*** SELECTED TEXT Section Begins ***

FDA Adverse Event Malfunction Summary report: N

XIENCE XPEDITION EVEROLIMUS ELUTING CORONARY STENT SYSTEM

MDR report key: 3150848 · Received June 6, 2013

Report

Report Number
2024168-2013-03556
Event Type
Malfunction
Date Received
June 6, 2013
Date of Event
May 14, 2013
Report Date
May 15, 2013
Manufacturer
AV-TEMECULA-CT
Product Code
NIQ
PMA / PMN Number
P110019
Product Problem
Yes
Report Source
Manufacturer report
Reporter Location
OR, US
Reporter Occupation
HEALTH PROFESSIONAL

Narratives

Additional Manufacturer Narrative · 1

(B)(4). (B)(4) - FAILURE TO FOLLOW STEPS/INSTRUCTIONS. THE DEVICE WAS RETURNED FOR EVALUATION. THE REPORTED SHAFT SEPARATION WAS CONFIRMED. THE RESISTANCE DURING WITHDRAWAL COULD NOT BE TESTED DUE TO THE CONDITION OF THE DEVICE. BASED ON VISUAL ANALYSIS OF THE RETURNED DEVICE, THERE IS NO INDICATION OF A PRODUCT DEFICIENCY. A REVIEW OF THE LOT HISTORY RECORD REVEALED NO NON-CONFORMANCES THAT WOULD HAVE CONTRIBUTED TO THE REPORTED EVENT. THE RESULTS OF THE QUERY OF SIMILAR INCIDENTS IN THE COMPLAINT HANDLING DATABASE FOR THIS LOT DID NOT INDICATE A MANUFACTURING ISSUE. BASED ON THE INFORMATION REVIEWED, THERE IS NO INDICATION OF A PRODUCT DEFICIENCY. THE OTHER DEVICE (TREK) REFERENCED HAS BEEN FILED UNDER A SEPARATE MEDWATCH MFR NUMBER.

*** SELECTED TEXT Section Ends ***
*** RECORDS PROVIDED Section Begins ***

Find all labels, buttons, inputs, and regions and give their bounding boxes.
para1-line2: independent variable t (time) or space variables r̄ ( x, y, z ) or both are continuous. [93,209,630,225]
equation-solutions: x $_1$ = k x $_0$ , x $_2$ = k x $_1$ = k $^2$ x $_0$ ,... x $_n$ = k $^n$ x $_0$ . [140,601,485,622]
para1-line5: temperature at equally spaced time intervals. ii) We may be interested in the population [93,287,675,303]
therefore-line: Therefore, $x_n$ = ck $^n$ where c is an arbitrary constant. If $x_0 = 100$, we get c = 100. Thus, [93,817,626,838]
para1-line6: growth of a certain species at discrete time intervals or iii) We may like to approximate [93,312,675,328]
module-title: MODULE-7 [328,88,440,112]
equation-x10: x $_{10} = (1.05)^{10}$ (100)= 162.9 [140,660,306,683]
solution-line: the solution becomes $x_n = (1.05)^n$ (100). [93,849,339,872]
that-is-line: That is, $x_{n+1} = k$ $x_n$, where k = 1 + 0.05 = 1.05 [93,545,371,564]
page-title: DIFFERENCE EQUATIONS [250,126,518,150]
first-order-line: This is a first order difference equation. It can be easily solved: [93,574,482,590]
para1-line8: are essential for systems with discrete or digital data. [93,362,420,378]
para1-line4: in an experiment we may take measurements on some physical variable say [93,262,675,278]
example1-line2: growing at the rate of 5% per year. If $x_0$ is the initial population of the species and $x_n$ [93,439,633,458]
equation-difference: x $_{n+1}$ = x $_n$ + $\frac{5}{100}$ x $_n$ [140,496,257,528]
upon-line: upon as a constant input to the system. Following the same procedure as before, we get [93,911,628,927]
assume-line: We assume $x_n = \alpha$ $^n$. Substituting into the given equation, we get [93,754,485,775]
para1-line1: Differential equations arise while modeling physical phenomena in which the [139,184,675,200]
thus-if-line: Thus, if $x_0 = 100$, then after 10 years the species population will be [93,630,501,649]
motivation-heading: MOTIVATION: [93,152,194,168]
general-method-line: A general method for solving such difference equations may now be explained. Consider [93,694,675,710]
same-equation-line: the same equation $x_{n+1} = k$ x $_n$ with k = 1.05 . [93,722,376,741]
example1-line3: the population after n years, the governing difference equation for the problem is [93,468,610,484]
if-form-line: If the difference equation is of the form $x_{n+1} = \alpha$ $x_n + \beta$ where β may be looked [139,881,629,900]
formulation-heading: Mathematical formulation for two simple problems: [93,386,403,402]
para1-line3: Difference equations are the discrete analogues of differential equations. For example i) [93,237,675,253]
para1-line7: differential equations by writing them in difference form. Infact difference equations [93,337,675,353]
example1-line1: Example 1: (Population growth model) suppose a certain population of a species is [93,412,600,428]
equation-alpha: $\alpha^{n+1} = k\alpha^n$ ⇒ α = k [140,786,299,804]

*** RECORDS PROVIDED Section Ends ***

# REQUIRED WORK
Answer these from the stent malfunction report:
1. What occupation is listed for the reporter?
2. On what date did the event occur?
3. What could not be tested because of the condition of the returned device?
The material after the stent report is separate from it.

# SOLUTION TO THIS EXERCISE
1. Health professional
2. May 14, 2013
3. The resistance during withdrawal